- [Consigne]:
Répondez à ces questions sur le texte consacré au patois des paysans de comédie :
1. Quels poètes comiques sont nommés ?
2. À l'origine, de qui ce patois était-il le langage ?
3. Pour son langage comme pour son costume, à quel moment le peuple vient-il à la mode ?

- [Texte source]:
Du patois des paysans de comédie.

Les poëtes comiques, Molière, Regnard, Dufresny, Dancourt, mettent dans la bouche de leurs paysans un patois qu'on n'entend plus guère qu'au théâtre. Ce n'est pas du tout, comme on serait tenté de le croire, un langage de convention, inventé pour différencier sur la scène l'homme bien élevé de l'homme rustique et sans éducation; c'est le véritable langage d'autrefois, qui était dans l'origine celui de tout le monde, qui s'est trouvé ensuite le langage des classes inférieures, parce que celui des hautes classes s'était modifié, et qui, aujourd'hui, est presque effacé même parmi le peuple, parce que le peuple finit toujours par subir plus ou moins l'influence de la classe supérieure. Il résiste longtemps; il ne cède que lentement et comme à regret; mais enfin le contact journalier, l'instinct d'imitation de ce qui paraît meilleur, produisent leur effet, et gagnent quelque chose sur l'habitude et sur la fidélité aux traditions. Pour son langage comme pour son costume, le peuple ne court pas à la mode; il y vient le dernier. Mais la mode une fois adoptée, il ne s'en veut plus séparer. Nous ne huons aujourd'hui sur les épaules du peuple que les parures de nos grands-pères.

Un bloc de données

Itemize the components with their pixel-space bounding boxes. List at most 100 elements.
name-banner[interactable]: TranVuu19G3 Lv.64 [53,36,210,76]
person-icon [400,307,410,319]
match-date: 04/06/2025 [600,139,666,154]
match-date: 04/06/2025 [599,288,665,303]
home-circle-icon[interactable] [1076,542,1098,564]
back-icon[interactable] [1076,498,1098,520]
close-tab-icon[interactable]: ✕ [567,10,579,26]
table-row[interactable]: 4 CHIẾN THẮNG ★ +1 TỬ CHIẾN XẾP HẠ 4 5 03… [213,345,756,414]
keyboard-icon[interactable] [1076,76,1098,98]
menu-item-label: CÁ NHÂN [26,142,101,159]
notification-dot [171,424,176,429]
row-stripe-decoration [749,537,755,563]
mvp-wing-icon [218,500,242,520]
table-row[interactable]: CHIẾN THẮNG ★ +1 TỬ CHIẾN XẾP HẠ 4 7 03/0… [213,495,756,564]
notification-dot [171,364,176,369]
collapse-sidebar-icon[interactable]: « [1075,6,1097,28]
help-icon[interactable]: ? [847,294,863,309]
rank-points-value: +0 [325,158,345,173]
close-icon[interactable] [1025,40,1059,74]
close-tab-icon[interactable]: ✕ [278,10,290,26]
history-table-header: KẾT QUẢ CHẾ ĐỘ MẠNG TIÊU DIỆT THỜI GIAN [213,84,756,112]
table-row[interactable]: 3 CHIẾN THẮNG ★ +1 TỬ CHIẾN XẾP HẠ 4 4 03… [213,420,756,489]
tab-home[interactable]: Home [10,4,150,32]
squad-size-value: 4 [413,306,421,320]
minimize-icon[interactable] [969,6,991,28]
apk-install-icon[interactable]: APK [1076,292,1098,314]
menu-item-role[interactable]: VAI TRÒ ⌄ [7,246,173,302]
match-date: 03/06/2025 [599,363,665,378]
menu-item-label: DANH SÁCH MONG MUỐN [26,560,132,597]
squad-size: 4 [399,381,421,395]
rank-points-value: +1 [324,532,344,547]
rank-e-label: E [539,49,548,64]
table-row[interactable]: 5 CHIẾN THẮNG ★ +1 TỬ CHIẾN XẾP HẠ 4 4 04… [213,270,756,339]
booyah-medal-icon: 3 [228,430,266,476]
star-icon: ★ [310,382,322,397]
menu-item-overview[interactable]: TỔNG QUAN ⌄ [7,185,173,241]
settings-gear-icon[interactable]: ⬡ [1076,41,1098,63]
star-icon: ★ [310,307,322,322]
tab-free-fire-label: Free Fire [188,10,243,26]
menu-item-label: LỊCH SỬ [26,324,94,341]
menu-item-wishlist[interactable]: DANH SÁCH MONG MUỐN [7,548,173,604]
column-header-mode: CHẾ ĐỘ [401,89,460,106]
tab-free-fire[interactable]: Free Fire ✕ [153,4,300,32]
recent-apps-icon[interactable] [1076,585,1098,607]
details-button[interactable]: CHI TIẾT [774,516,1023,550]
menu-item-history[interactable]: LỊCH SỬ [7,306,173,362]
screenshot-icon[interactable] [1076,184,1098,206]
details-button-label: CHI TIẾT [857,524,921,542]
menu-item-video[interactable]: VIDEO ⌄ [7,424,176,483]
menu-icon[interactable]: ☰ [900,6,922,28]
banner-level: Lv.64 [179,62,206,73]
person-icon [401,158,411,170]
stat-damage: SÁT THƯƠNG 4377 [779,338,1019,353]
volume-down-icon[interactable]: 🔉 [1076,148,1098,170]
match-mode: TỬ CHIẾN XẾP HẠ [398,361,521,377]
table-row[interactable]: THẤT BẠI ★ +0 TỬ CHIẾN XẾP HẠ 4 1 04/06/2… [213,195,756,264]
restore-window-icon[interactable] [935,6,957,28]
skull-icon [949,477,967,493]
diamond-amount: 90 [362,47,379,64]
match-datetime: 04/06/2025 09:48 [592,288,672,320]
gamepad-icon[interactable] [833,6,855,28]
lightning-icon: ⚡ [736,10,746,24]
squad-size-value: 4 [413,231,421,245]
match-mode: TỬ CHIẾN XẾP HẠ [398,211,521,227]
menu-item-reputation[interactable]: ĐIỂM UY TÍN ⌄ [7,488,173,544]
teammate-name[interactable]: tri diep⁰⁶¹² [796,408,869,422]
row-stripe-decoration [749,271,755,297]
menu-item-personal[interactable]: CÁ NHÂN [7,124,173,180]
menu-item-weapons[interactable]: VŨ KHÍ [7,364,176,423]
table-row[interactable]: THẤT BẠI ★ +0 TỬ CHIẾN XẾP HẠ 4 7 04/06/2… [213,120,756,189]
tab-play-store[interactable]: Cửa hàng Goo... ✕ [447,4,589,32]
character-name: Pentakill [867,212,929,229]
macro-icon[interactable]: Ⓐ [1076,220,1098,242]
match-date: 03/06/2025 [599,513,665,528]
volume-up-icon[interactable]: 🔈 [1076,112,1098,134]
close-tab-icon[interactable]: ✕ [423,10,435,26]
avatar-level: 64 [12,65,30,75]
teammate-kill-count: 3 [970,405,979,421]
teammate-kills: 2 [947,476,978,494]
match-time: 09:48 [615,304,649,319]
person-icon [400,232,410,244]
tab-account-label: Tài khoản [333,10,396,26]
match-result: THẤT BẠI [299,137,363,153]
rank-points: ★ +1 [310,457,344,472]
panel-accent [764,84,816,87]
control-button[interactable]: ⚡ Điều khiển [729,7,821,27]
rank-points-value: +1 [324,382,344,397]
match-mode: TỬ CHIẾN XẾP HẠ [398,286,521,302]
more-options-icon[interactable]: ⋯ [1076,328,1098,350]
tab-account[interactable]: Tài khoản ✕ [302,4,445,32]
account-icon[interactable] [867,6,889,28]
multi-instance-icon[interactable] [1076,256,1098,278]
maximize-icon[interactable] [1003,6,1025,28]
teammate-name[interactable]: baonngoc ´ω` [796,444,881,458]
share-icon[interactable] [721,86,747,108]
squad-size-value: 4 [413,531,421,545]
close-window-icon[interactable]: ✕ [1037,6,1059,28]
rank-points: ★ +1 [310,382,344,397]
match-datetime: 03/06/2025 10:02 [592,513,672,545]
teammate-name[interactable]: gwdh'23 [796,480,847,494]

- [Réponse]:
1. Molière, Regnard, Dufresny et Dancourt.
2. De tout le monde.
3. Il y vient le dernier.